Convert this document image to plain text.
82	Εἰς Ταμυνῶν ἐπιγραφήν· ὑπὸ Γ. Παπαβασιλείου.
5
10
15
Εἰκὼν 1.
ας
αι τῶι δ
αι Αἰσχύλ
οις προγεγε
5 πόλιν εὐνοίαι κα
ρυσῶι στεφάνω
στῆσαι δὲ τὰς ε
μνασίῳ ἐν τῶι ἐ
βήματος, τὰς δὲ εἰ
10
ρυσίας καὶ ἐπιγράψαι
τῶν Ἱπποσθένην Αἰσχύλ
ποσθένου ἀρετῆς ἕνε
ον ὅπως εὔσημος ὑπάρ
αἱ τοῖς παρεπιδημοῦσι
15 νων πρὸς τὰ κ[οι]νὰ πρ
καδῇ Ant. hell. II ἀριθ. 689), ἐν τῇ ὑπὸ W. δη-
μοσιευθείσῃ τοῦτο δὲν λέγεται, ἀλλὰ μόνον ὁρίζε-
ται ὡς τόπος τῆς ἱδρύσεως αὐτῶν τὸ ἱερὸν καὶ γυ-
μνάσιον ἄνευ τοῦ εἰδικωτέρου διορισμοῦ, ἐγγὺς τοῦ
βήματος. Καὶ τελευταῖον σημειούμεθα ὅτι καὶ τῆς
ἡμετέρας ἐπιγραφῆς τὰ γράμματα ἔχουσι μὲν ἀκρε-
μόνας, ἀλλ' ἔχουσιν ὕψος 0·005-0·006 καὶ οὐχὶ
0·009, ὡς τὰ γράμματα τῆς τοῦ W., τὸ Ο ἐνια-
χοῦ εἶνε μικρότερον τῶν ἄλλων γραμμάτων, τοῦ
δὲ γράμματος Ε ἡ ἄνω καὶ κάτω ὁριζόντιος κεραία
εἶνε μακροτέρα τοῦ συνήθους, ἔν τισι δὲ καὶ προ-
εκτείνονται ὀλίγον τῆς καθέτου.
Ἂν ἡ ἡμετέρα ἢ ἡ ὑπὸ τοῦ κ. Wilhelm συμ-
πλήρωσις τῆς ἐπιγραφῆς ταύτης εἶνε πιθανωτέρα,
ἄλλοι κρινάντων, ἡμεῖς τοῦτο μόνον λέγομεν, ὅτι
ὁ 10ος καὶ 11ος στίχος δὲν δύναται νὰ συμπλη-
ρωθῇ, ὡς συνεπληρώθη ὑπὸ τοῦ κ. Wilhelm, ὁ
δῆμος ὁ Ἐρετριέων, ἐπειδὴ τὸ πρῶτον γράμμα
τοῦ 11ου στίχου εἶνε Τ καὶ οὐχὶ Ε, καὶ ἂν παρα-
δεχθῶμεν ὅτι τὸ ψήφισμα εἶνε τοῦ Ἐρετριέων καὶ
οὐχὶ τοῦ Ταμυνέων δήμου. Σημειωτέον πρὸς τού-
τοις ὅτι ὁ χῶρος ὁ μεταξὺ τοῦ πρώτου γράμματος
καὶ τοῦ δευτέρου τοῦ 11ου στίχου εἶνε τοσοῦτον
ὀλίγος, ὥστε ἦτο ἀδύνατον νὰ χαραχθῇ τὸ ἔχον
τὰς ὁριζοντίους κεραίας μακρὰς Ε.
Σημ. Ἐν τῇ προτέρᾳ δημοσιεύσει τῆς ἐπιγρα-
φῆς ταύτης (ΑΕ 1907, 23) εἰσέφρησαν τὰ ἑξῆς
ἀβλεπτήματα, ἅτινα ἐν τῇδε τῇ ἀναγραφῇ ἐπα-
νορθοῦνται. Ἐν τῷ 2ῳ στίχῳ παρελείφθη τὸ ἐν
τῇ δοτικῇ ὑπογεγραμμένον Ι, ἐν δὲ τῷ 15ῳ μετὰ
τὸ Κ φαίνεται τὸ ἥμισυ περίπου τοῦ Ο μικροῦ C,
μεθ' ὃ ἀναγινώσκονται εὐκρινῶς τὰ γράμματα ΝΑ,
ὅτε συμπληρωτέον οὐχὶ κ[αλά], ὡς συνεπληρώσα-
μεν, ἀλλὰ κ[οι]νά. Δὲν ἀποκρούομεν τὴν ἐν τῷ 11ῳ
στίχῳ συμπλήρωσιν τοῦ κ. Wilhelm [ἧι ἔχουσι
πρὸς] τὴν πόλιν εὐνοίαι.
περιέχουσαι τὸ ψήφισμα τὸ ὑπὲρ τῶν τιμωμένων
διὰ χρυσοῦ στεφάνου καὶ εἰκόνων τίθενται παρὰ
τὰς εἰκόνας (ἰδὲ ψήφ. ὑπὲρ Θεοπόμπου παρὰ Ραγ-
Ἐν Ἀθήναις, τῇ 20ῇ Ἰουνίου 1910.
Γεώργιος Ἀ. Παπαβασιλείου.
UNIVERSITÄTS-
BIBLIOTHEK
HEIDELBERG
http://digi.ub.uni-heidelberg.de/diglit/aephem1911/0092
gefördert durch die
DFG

• • •

Every record shown above must be echoed exactly.

▶ CORRECT RESPONSE
Convert this document image to plain text.
82	Εἰς Ταμυνῶν ἐπιγραφήν· ὑπὸ Γ. Παπαβασιλείου.
5
10
15
Εἰκὼν 1.
ας
αι τῶι δ
αι Αἰσχύλ
οις προγεγε
5 πόλιν εὐνοίαι κα
ρυσῶι στεφάνω
στῆσαι δὲ τὰς ε
μνασίῳ ἐν τῶι ἐ
βήματος, τὰς δὲ εἰ
10
ρυσίας καὶ ἐπιγράψαι
τῶν Ἱπποσθένην Αἰσχύλ
ποσθένου ἀρετῆς ἕνε
ον ὅπως εὔσημος ὑπάρ
αἱ τοῖς παρεπιδημοῦσι
15 νων πρὸς τὰ κ[οι]νὰ πρ
καδῇ Ant. hell. II ἀριθ. 689), ἐν τῇ ὑπὸ W. δη-
μοσιευθείσῃ τοῦτο δὲν λέγεται, ἀλλὰ μόνον ὁρίζε-
ται ὡς τόπος τῆς ἱδρύσεως αὐτῶν τὸ ἱερὸν καὶ γυ-
μνάσιον ἄνευ τοῦ εἰδικωτέρου διορισμοῦ, ἐγγὺς τοῦ
βήματος. Καὶ τελευταῖον σημειούμεθα ὅτι καὶ τῆς
ἡμετέρας ἐπιγραφῆς τὰ γράμματα ἔχουσι μὲν ἀκρε-
μόνας, ἀλλ' ἔχουσιν ὕψος 0·005-0·006 καὶ οὐχὶ
0·009, ὡς τὰ γράμματα τῆς τοῦ W., τὸ Ο ἐνια-
χοῦ εἶνε μικρότερον τῶν ἄλλων γραμμάτων, τοῦ
δὲ γράμματος Ε ἡ ἄνω καὶ κάτω ὁριζόντιος κεραία
εἶνε μακροτέρα τοῦ συνήθους, ἔν τισι δὲ καὶ προ-
εκτείνονται ὀλίγον τῆς καθέτου.
Ἂν ἡ ἡμετέρα ἢ ἡ ὑπὸ τοῦ κ. Wilhelm συμ-
πλήρωσις τῆς ἐπιγραφῆς ταύτης εἶνε πιθανωτέρα,
ἄλλοι κρινάντων, ἡμεῖς τοῦτο μόνον λέγομεν, ὅτι
ὁ 10ος καὶ 11ος στίχος δὲν δύναται νὰ συμπλη-
ρωθῇ, ὡς συνεπληρώθη ὑπὸ τοῦ κ. Wilhelm, ὁ
δῆμος ὁ Ἐρετριέων, ἐπειδὴ τὸ πρῶτον γράμμα
τοῦ 11ου στίχου εἶνε Τ καὶ οὐχὶ Ε, καὶ ἂν παρα-
δεχθῶμεν ὅτι τὸ ψήφισμα εἶνε τοῦ Ἐρετριέων καὶ
οὐχὶ τοῦ Ταμυνέων δήμου. Σημειωτέον πρὸς τού-
τοις ὅτι ὁ χῶρος ὁ μεταξὺ τοῦ πρώτου γράμματος
καὶ τοῦ δευτέρου τοῦ 11ου στίχου εἶνε τοσοῦτον
ὀλίγος, ὥστε ἦτο ἀδύνατον νὰ χαραχθῇ τὸ ἔχον
τὰς ὁριζοντίους κεραίας μακρὰς Ε.
Σημ. Ἐν τῇ προτέρᾳ δημοσιεύσει τῆς ἐπιγρα-
φῆς ταύτης (ΑΕ 1907, 23) εἰσέφρησαν τὰ ἑξῆς
ἀβλεπτήματα, ἅτινα ἐν τῇδε τῇ ἀναγραφῇ ἐπα-
νορθοῦνται. Ἐν τῷ 2ῳ στίχῳ παρελείφθη τὸ ἐν
τῇ δοτικῇ ὑπογεγραμμένον Ι, ἐν δὲ τῷ 15ῳ μετὰ
τὸ Κ φαίνεται τὸ ἥμισυ περίπου τοῦ Ο μικροῦ C,
μεθ' ὃ ἀναγινώσκονται εὐκρινῶς τὰ γράμματα ΝΑ,
ὅτε συμπληρωτέον οὐχὶ κ[αλά], ὡς συνεπληρώσα-
μεν, ἀλλὰ κ[οι]νά. Δὲν ἀποκρούομεν τὴν ἐν τῷ 11ῳ
στίχῳ συμπλήρωσιν τοῦ κ. Wilhelm [ἧι ἔχουσι
πρὸς] τὴν πόλιν εὐνοίαι.
περιέχουσαι τὸ ψήφισμα τὸ ὑπὲρ τῶν τιμωμένων
διὰ χρυσοῦ στεφάνου καὶ εἰκόνων τίθενται παρὰ
τὰς εἰκόνας (ἰδὲ ψήφ. ὑπὲρ Θεοπόμπου παρὰ Ραγ-
Ἐν Ἀθήναις, τῇ 20ῇ Ἰουνίου 1910.
Γεώργιος Ἀ. Παπαβασιλείου.
UNIVERSITÄTS-
BIBLIOTHEK
HEIDELBERG
http://digi.ub.uni-heidelberg.de/diglit/aephem1911/0092
gefördert durch die
DFG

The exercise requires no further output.